In your copy, include every line of the listing below exactly but none of the pictures.

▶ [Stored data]
+ + + + + + +
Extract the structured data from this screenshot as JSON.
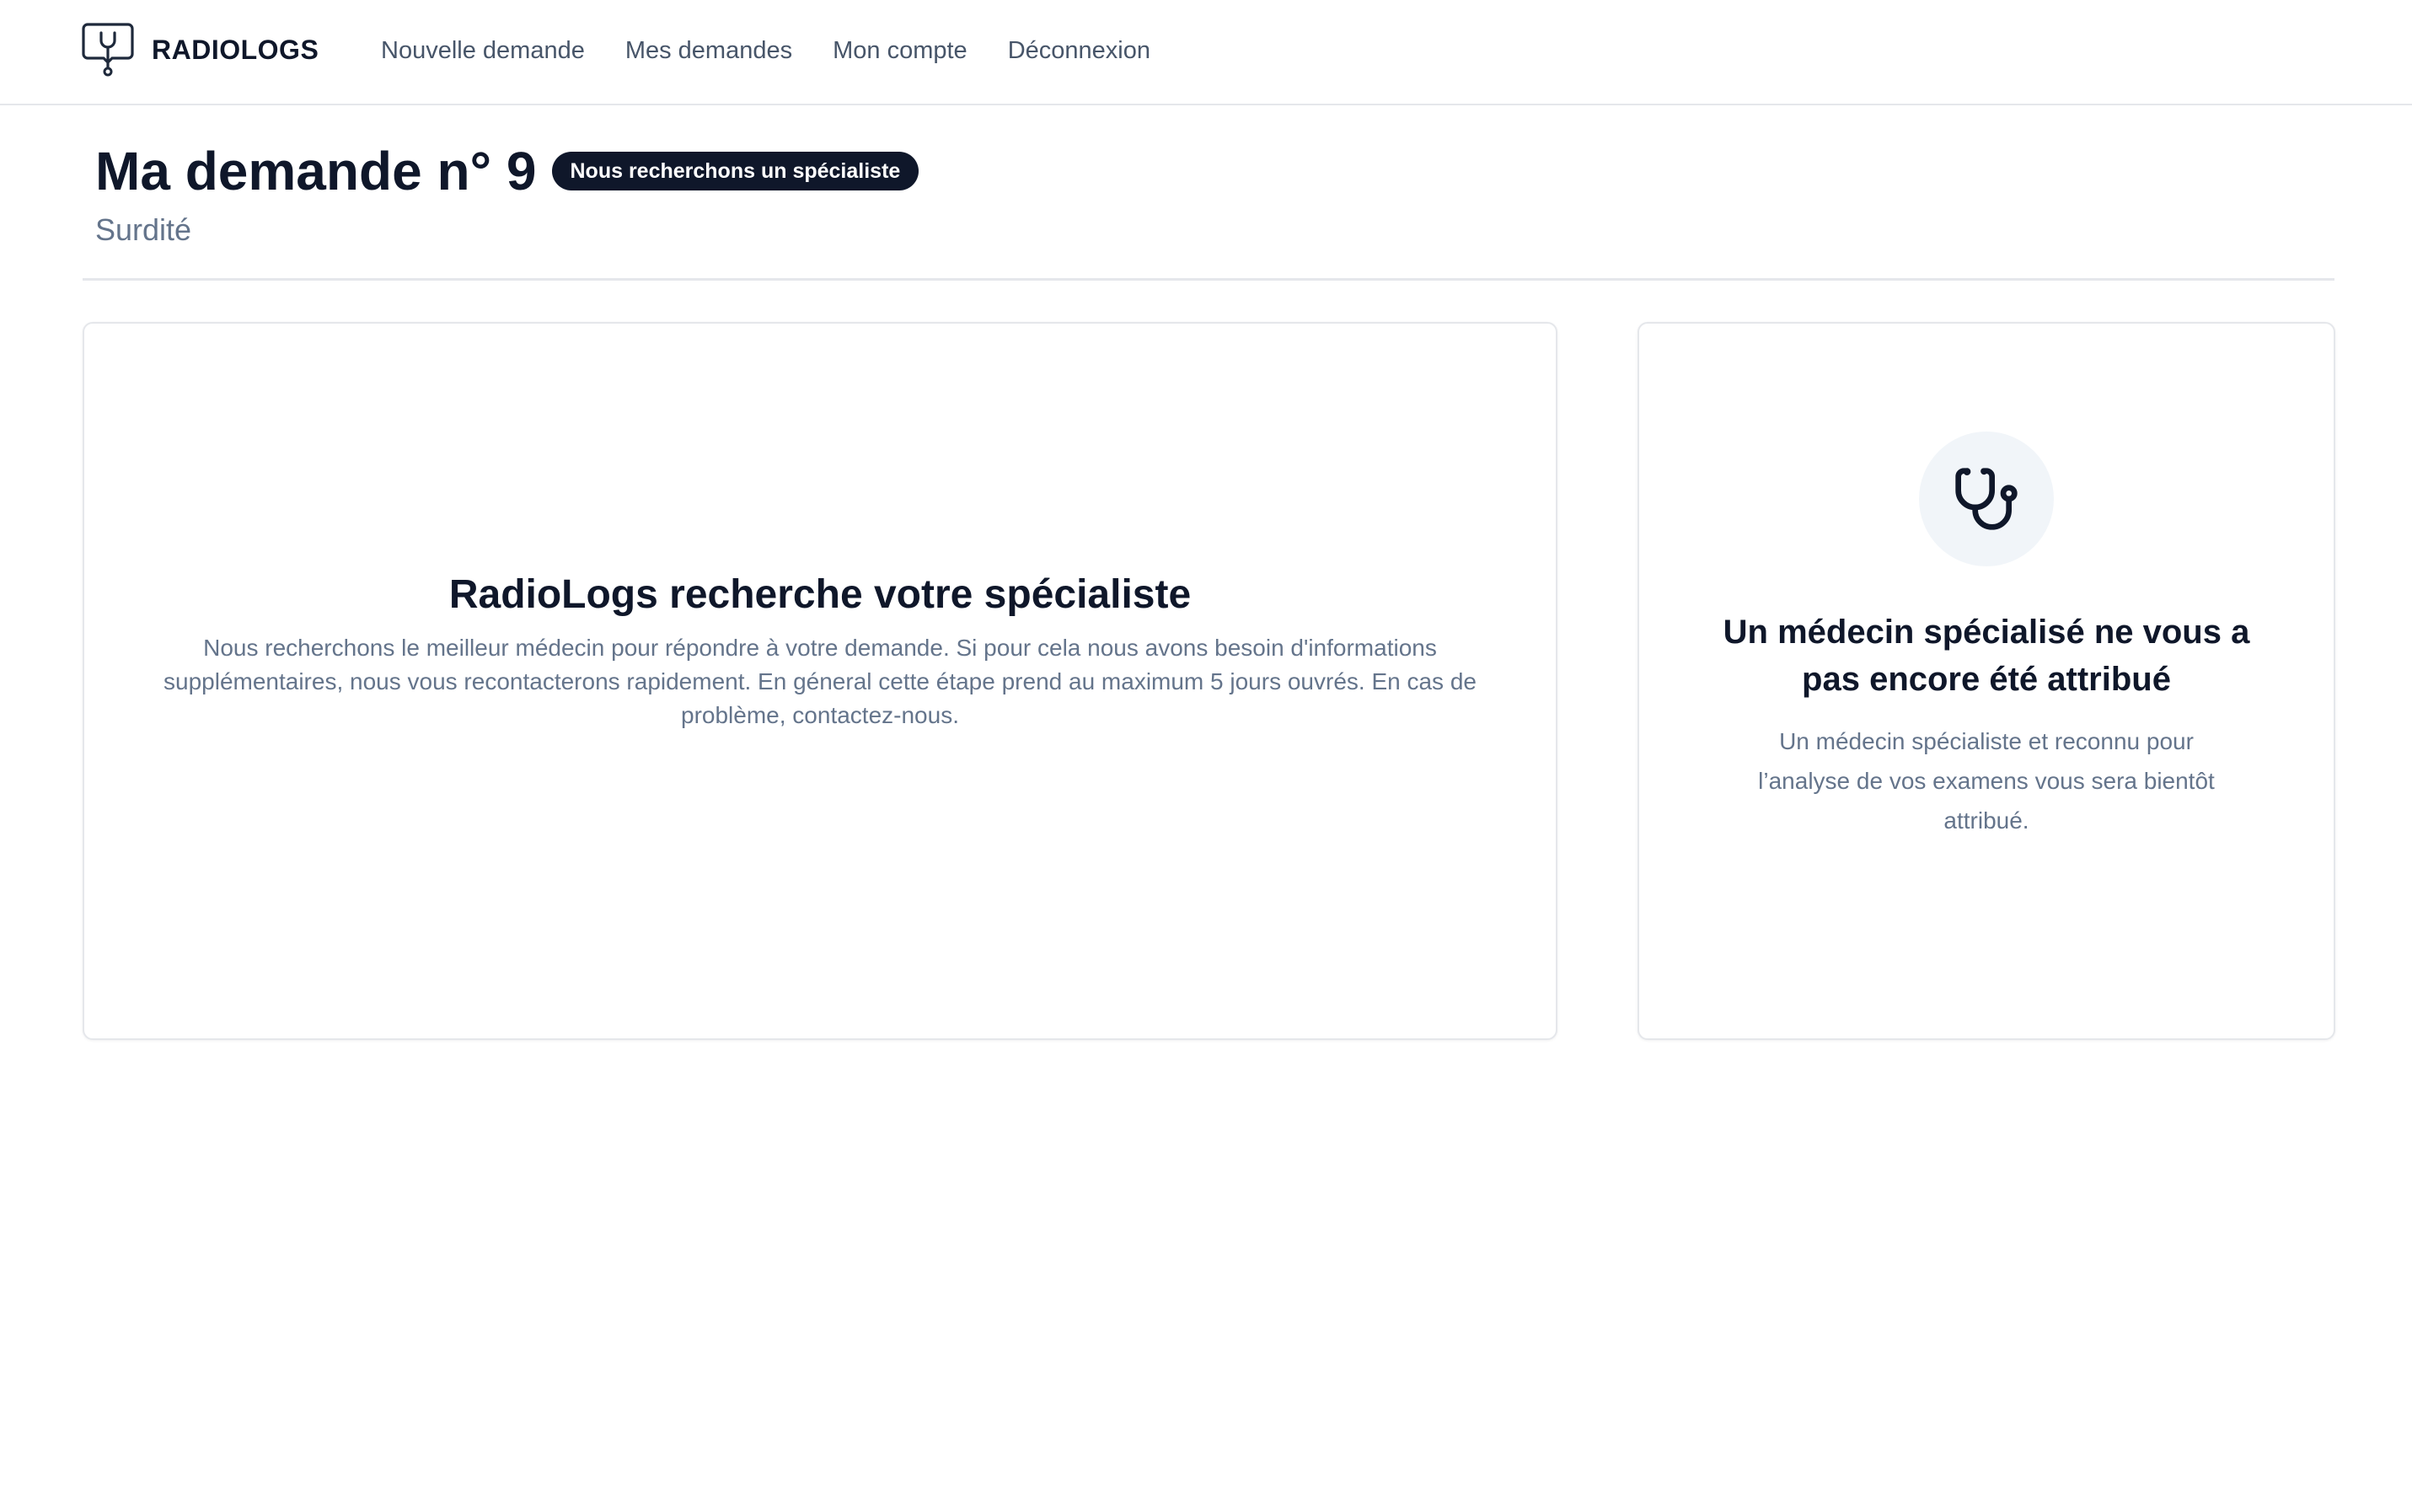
{
  "header": {
    "brand_name": "RADIOLOGS",
    "brand_icon": "stethoscope-chat-icon",
    "nav": [
      {
        "label": "Nouvelle demande"
      },
      {
        "label": "Mes demandes"
      },
      {
        "label": "Mon compte"
      },
      {
        "label": "Déconnexion"
      }
    ]
  },
  "page": {
    "title": "Ma demande n° 9",
    "status_badge": "Nous recherchons un spécialiste",
    "subtitle": "Surdité"
  },
  "main_card": {
    "title": "RadioLogs recherche votre spécialiste",
    "text": "Nous recherchons le meilleur médecin pour répondre à votre demande. Si pour cela nous avons besoin d'informations supplémentaires, nous vous recontacterons rapidement. En géneral cette étape prend au maximum 5 jours ouvrés. En cas de problème, contactez-nous."
  },
  "side_card": {
    "icon": "stethoscope-icon",
    "title": "Un médecin spécialisé ne vous a pas encore été attribué",
    "text": "Un médecin spécialiste et reconnu pour l’analyse de vos examens vous sera bientôt attribué."
  },
  "colors": {
    "primary": "#0f172a",
    "muted_text": "#64748b",
    "nav_text": "#475569",
    "border": "#e5e7eb",
    "icon_bg": "#f1f5f9"
  }
}
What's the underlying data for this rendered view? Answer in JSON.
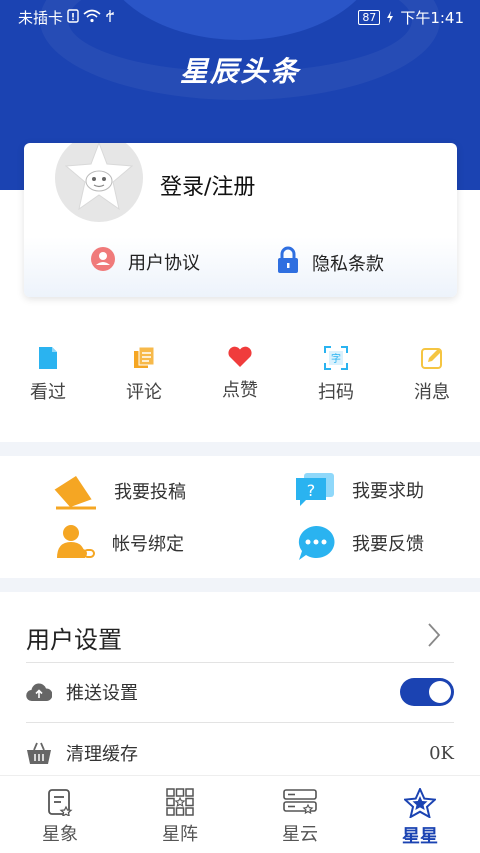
{
  "status_bar": {
    "carrier": "未插卡",
    "battery": "87",
    "time": "下午1:41"
  },
  "header": {
    "logo": "星辰头条"
  },
  "profile": {
    "login_label": "登录/注册",
    "user_agreement": "用户协议",
    "privacy_policy": "隐私条款"
  },
  "quick_actions": [
    {
      "label": "看过",
      "icon": "file-icon",
      "color": "#2ab3f0"
    },
    {
      "label": "评论",
      "icon": "document-icon",
      "color": "#f5a623"
    },
    {
      "label": "点赞",
      "icon": "heart-icon",
      "color": "#f03c3c"
    },
    {
      "label": "扫码",
      "icon": "scan-icon",
      "color": "#2ab3f0"
    },
    {
      "label": "消息",
      "icon": "edit-icon",
      "color": "#f5c542"
    }
  ],
  "actions": {
    "submit": "我要投稿",
    "help": "我要求助",
    "bind": "帐号绑定",
    "feedback": "我要反馈"
  },
  "settings": {
    "title": "用户设置",
    "push_label": "推送设置",
    "push_enabled": true,
    "cache_label": "清理缓存",
    "cache_value": "0K"
  },
  "tabs": [
    {
      "label": "星象",
      "icon": "news-icon",
      "active": false
    },
    {
      "label": "星阵",
      "icon": "grid-icon",
      "active": false
    },
    {
      "label": "星云",
      "icon": "server-icon",
      "active": false
    },
    {
      "label": "星星",
      "icon": "star-icon",
      "active": true
    }
  ],
  "colors": {
    "brand": "#1b43b2",
    "separator": "#f1f4f9"
  }
}
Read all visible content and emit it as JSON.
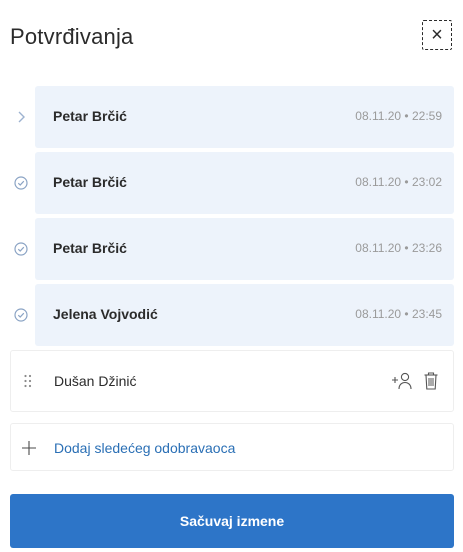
{
  "header": {
    "title": "Potvrđivanja",
    "close_icon": "close-icon",
    "close_glyph": "×"
  },
  "approvals": [
    {
      "name": "Petar Brčić",
      "time": "08.11.20 • 22:59",
      "icon": "chevron-right-icon"
    },
    {
      "name": "Petar Brčić",
      "time": "08.11.20 • 23:02",
      "icon": "check-circle-icon"
    },
    {
      "name": "Petar Brčić",
      "time": "08.11.20 • 23:26",
      "icon": "check-circle-icon"
    },
    {
      "name": "Jelena Vojvodić",
      "time": "08.11.20 • 23:45",
      "icon": "check-circle-icon"
    }
  ],
  "pending": {
    "name": "Dušan Džinić",
    "icons": [
      "drag-handle-icon",
      "add-user-icon",
      "trash-icon"
    ]
  },
  "add_approver": {
    "label": "Dodaj sledećeg odobravaoca",
    "icon": "plus-icon"
  },
  "save_button": {
    "label": "Sačuvaj izmene"
  },
  "colors": {
    "row_background": "#edf3fb",
    "accent": "#2d75c8",
    "link": "#2a6fb5",
    "icon_muted": "#8aa3c4"
  }
}
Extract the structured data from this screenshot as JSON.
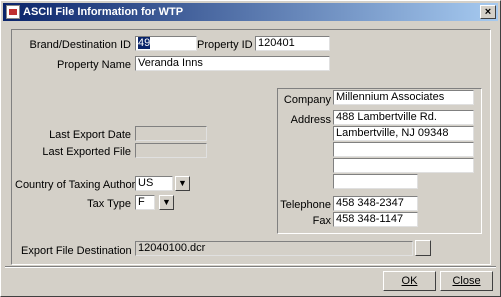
{
  "window": {
    "title": "ASCII File Information for WTP"
  },
  "form": {
    "brand_label": "Brand/Destination ID",
    "brand_value": "49",
    "property_id_label": "Property ID",
    "property_id_value": "120401",
    "property_name_label": "Property Name",
    "property_name_value": "Veranda Inns",
    "last_export_date_label": "Last Export Date",
    "last_export_date_value": "",
    "last_exported_file_label": "Last Exported File",
    "last_exported_file_value": "",
    "country_label": "Country of Taxing Authority",
    "country_value": "US",
    "tax_type_label": "Tax Type",
    "tax_type_value": "F",
    "export_dest_label": "Export File Destination",
    "export_dest_value": "12040100.dcr"
  },
  "company": {
    "company_label": "Company",
    "company_value": "Millennium  Associates",
    "address_label": "Address",
    "address_lines": [
      "488 Lambertville Rd.",
      "Lambertville, NJ 09348",
      "",
      ""
    ],
    "address_extra": "",
    "telephone_label": "Telephone",
    "telephone_value": "458 348-2347",
    "fax_label": "Fax",
    "fax_value": "458 348-1147"
  },
  "buttons": {
    "ok_label": "OK",
    "close_label": "Close"
  },
  "icons": {
    "dropdown": "down-arrow-icon",
    "browse": "browse-icon",
    "app": "app-icon"
  }
}
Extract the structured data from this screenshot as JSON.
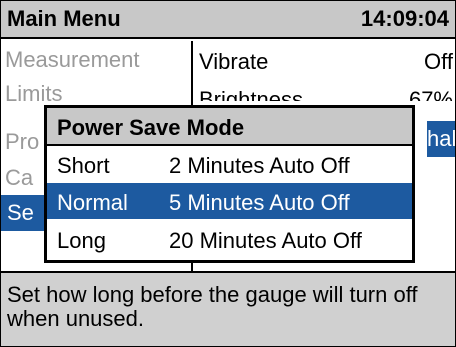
{
  "header": {
    "title": "Main Menu",
    "time": "14:09:04"
  },
  "menu": {
    "items": [
      "Measurement",
      "Limits",
      "Pro",
      "Ca",
      "Se"
    ],
    "selected_index": 4
  },
  "settings": [
    {
      "name": "Vibrate",
      "value": "Off"
    },
    {
      "name": "Brightness",
      "value": "67%"
    },
    {
      "name": "",
      "value": "hal"
    }
  ],
  "popup": {
    "title": "Power Save Mode",
    "options": [
      {
        "label": "Short",
        "desc": "2 Minutes Auto Off"
      },
      {
        "label": "Normal",
        "desc": "5 Minutes Auto Off"
      },
      {
        "label": "Long",
        "desc": "20 Minutes Auto Off"
      }
    ],
    "selected_index": 1
  },
  "help": {
    "text": "Set how long before the gauge will turn off when unused."
  },
  "colors": {
    "highlight": "#1d5aa0",
    "header_bg": "#c8c8c8",
    "help_bg": "#d0d0d0"
  }
}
+ + + + + + +
▶ [Response to this exercise]
Extract the structured data from this screenshot as JSON.
{
  "header": {
    "brand_name": "RADIOLOGS",
    "brand_icon": "stethoscope-chat-icon",
    "nav": [
      {
        "label": "Nouvelle demande"
      },
      {
        "label": "Mes demandes"
      },
      {
        "label": "Mon compte"
      },
      {
        "label": "Déconnexion"
      }
    ]
  },
  "page": {
    "title": "Ma demande n° 9",
    "status_badge": "Nous recherchons un spécialiste",
    "subtitle": "Surdité"
  },
  "main_card": {
    "title": "RadioLogs recherche votre spécialiste",
    "text": "Nous recherchons le meilleur médecin pour répondre à votre demande. Si pour cela nous avons besoin d'informations supplémentaires, nous vous recontacterons rapidement. En géneral cette étape prend au maximum 5 jours ouvrés. En cas de problème, contactez-nous."
  },
  "side_card": {
    "icon": "stethoscope-icon",
    "title": "Un médecin spécialisé ne vous a pas encore été attribué",
    "text": "Un médecin spécialiste et reconnu pour l’analyse de vos examens vous sera bientôt attribué."
  },
  "colors": {
    "primary": "#0f172a",
    "muted_text": "#64748b",
    "nav_text": "#475569",
    "border": "#e5e7eb",
    "icon_bg": "#f1f5f9"
  }
}
What's the underlying data for this rendered view? Answer in JSON.
{
  "status_bar": {
    "carrier": "未插卡",
    "battery": "87",
    "time": "下午1:41"
  },
  "header": {
    "logo": "星辰头条"
  },
  "profile": {
    "login_label": "登录/注册",
    "user_agreement": "用户协议",
    "privacy_policy": "隐私条款"
  },
  "quick_actions": [
    {
      "label": "看过",
      "icon": "file-icon",
      "color": "#2ab3f0"
    },
    {
      "label": "评论",
      "icon": "document-icon",
      "color": "#f5a623"
    },
    {
      "label": "点赞",
      "icon": "heart-icon",
      "color": "#f03c3c"
    },
    {
      "label": "扫码",
      "icon": "scan-icon",
      "color": "#2ab3f0"
    },
    {
      "label": "消息",
      "icon": "edit-icon",
      "color": "#f5c542"
    }
  ],
  "actions": {
    "submit": "我要投稿",
    "help": "我要求助",
    "bind": "帐号绑定",
    "feedback": "我要反馈"
  },
  "settings": {
    "title": "用户设置",
    "push_label": "推送设置",
    "push_enabled": true,
    "cache_label": "清理缓存",
    "cache_value": "0K"
  },
  "tabs": [
    {
      "label": "星象",
      "icon": "news-icon",
      "active": false
    },
    {
      "label": "星阵",
      "icon": "grid-icon",
      "active": false
    },
    {
      "label": "星云",
      "icon": "server-icon",
      "active": false
    },
    {
      "label": "星星",
      "icon": "star-icon",
      "active": true
    }
  ],
  "colors": {
    "brand": "#1b43b2",
    "separator": "#f1f4f9"
  }
}
Read all visible content and emit it as JSON.
{
  "header": {
    "title": "Potvrđivanja",
    "close_icon": "close-icon",
    "close_glyph": "×"
  },
  "approvals": [
    {
      "name": "Petar Brčić",
      "time": "08.11.20 • 22:59",
      "icon": "chevron-right-icon"
    },
    {
      "name": "Petar Brčić",
      "time": "08.11.20 • 23:02",
      "icon": "check-circle-icon"
    },
    {
      "name": "Petar Brčić",
      "time": "08.11.20 • 23:26",
      "icon": "check-circle-icon"
    },
    {
      "name": "Jelena Vojvodić",
      "time": "08.11.20 • 23:45",
      "icon": "check-circle-icon"
    }
  ],
  "pending": {
    "name": "Dušan Džinić",
    "icons": [
      "drag-handle-icon",
      "add-user-icon",
      "trash-icon"
    ]
  },
  "add_approver": {
    "label": "Dodaj sledećeg odobravaoca",
    "icon": "plus-icon"
  },
  "save_button": {
    "label": "Sačuvaj izmene"
  },
  "colors": {
    "row_background": "#edf3fb",
    "accent": "#2d75c8",
    "link": "#2a6fb5",
    "icon_muted": "#8aa3c4"
  }
}
Extract the structured data from this screenshot as JSON.
{
  "window": {
    "title": "ASCII File Information for WTP"
  },
  "form": {
    "brand_label": "Brand/Destination ID",
    "brand_value": "49",
    "property_id_label": "Property ID",
    "property_id_value": "120401",
    "property_name_label": "Property Name",
    "property_name_value": "Veranda Inns",
    "last_export_date_label": "Last Export Date",
    "last_export_date_value": "",
    "last_exported_file_label": "Last Exported File",
    "last_exported_file_value": "",
    "country_label": "Country of Taxing Authority",
    "country_value": "US",
    "tax_type_label": "Tax Type",
    "tax_type_value": "F",
    "export_dest_label": "Export File Destination",
    "export_dest_value": "12040100.dcr"
  },
  "company": {
    "company_label": "Company",
    "company_value": "Millennium  Associates",
    "address_label": "Address",
    "address_lines": [
      "488 Lambertville Rd.",
      "Lambertville, NJ 09348",
      "",
      ""
    ],
    "address_extra": "",
    "telephone_label": "Telephone",
    "telephone_value": "458 348-2347",
    "fax_label": "Fax",
    "fax_value": "458 348-1147"
  },
  "buttons": {
    "ok_label": "OK",
    "close_label": "Close"
  },
  "icons": {
    "dropdown": "down-arrow-icon",
    "browse": "browse-icon",
    "app": "app-icon"
  }
}
Extract the structured data from this screenshot as JSON.
{
  "header": {
    "title": "Main Menu",
    "time": "14:09:04"
  },
  "menu": {
    "items": [
      "Measurement",
      "Limits",
      "Pro",
      "Ca",
      "Se"
    ],
    "selected_index": 4
  },
  "settings": [
    {
      "name": "Vibrate",
      "value": "Off"
    },
    {
      "name": "Brightness",
      "value": "67%"
    },
    {
      "name": "",
      "value": "hal"
    }
  ],
  "popup": {
    "title": "Power Save Mode",
    "options": [
      {
        "label": "Short",
        "desc": "2 Minutes Auto Off"
      },
      {
        "label": "Normal",
        "desc": "5 Minutes Auto Off"
      },
      {
        "label": "Long",
        "desc": "20 Minutes Auto Off"
      }
    ],
    "selected_index": 1
  },
  "help": {
    "text": "Set how long before the gauge will turn off when unused."
  },
  "colors": {
    "highlight": "#1d5aa0",
    "header_bg": "#c8c8c8",
    "help_bg": "#d0d0d0"
  }
}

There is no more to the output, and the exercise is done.